Your instructions: Reproduce every entry that follows word for word, but omit the images.

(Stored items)
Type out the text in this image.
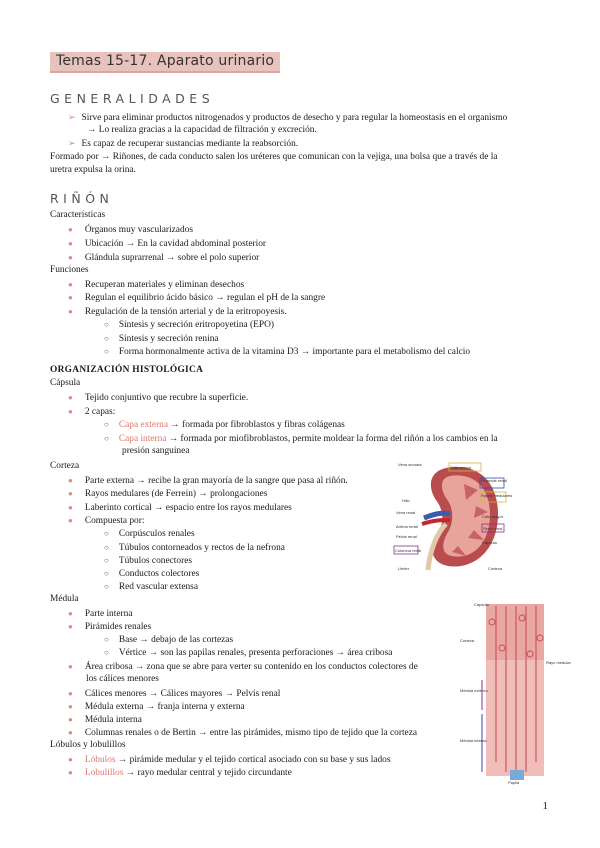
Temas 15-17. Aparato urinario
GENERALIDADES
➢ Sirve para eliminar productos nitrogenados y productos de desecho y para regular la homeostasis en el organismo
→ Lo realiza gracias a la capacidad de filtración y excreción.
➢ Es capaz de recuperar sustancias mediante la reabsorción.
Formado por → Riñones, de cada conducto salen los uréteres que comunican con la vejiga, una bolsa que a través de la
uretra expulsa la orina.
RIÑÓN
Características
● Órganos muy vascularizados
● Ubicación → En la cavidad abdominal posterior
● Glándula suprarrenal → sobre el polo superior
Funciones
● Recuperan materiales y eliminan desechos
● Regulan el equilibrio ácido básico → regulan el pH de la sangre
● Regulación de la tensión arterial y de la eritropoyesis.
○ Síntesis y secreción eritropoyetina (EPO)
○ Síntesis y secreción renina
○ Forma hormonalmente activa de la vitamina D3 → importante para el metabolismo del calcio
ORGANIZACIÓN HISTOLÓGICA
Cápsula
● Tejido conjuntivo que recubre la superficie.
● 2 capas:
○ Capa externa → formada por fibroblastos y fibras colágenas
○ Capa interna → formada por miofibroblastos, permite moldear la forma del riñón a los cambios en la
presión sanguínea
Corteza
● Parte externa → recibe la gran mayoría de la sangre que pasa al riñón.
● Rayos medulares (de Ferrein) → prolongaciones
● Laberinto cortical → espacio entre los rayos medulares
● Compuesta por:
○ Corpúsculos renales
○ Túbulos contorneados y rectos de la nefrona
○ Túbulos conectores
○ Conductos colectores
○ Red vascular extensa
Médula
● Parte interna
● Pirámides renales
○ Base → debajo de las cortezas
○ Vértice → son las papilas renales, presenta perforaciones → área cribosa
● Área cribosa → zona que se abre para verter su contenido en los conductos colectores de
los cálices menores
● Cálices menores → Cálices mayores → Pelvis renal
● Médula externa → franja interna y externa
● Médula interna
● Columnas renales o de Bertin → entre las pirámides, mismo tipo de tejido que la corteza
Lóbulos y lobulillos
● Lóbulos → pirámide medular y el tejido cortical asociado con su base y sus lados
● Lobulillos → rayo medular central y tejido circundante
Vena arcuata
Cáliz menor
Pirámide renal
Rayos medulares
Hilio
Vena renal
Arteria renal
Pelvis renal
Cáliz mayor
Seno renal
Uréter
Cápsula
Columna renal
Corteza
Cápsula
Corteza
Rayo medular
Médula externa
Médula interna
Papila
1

Written response:
Type out the text in this image.
Temas 15-17. Aparato urinario
GENERALIDADES
➢ Sirve para eliminar productos nitrogenados y productos de desecho y para regular la homeostasis en el organismo
→ Lo realiza gracias a la capacidad de filtración y excreción.
➢ Es capaz de recuperar sustancias mediante la reabsorción.
Formado por → Riñones, de cada conducto salen los uréteres que comunican con la vejiga, una bolsa que a través de la
uretra expulsa la orina.
RIÑÓN
Características
● Órganos muy vascularizados
● Ubicación → En la cavidad abdominal posterior
● Glándula suprarrenal → sobre el polo superior
Funciones
● Recuperan materiales y eliminan desechos
● Regulan el equilibrio ácido básico → regulan el pH de la sangre
● Regulación de la tensión arterial y de la eritropoyesis.
○ Síntesis y secreción eritropoyetina (EPO)
○ Síntesis y secreción renina
○ Forma hormonalmente activa de la vitamina D3 → importante para el metabolismo del calcio
ORGANIZACIÓN HISTOLÓGICA
Cápsula
● Tejido conjuntivo que recubre la superficie.
● 2 capas:
○ Capa externa → formada por fibroblastos y fibras colágenas
○ Capa interna → formada por miofibroblastos, permite moldear la forma del riñón a los cambios en la
presión sanguínea
Corteza
● Parte externa → recibe la gran mayoría de la sangre que pasa al riñón.
● Rayos medulares (de Ferrein) → prolongaciones
● Laberinto cortical → espacio entre los rayos medulares
● Compuesta por:
○ Corpúsculos renales
○ Túbulos contorneados y rectos de la nefrona
○ Túbulos conectores
○ Conductos colectores
○ Red vascular extensa
Médula
● Parte interna
● Pirámides renales
○ Base → debajo de las cortezas
○ Vértice → son las papilas renales, presenta perforaciones → área cribosa
● Área cribosa → zona que se abre para verter su contenido en los conductos colectores de
los cálices menores
● Cálices menores → Cálices mayores → Pelvis renal
● Médula externa → franja interna y externa
● Médula interna
● Columnas renales o de Bertin → entre las pirámides, mismo tipo de tejido que la corteza
Lóbulos y lobulillos
● Lóbulos → pirámide medular y el tejido cortical asociado con su base y sus lados
● Lobulillos → rayo medular central y tejido circundante
Vena arcuata
Cáliz menor
Pirámide renal
Rayos medulares
Hilio
Vena renal
Arteria renal
Pelvis renal
Cáliz mayor
Seno renal
Uréter
Cápsula
Columna renal
Corteza
Cápsula
Corteza
Rayo medular
Médula externa
Médula interna
Papila
1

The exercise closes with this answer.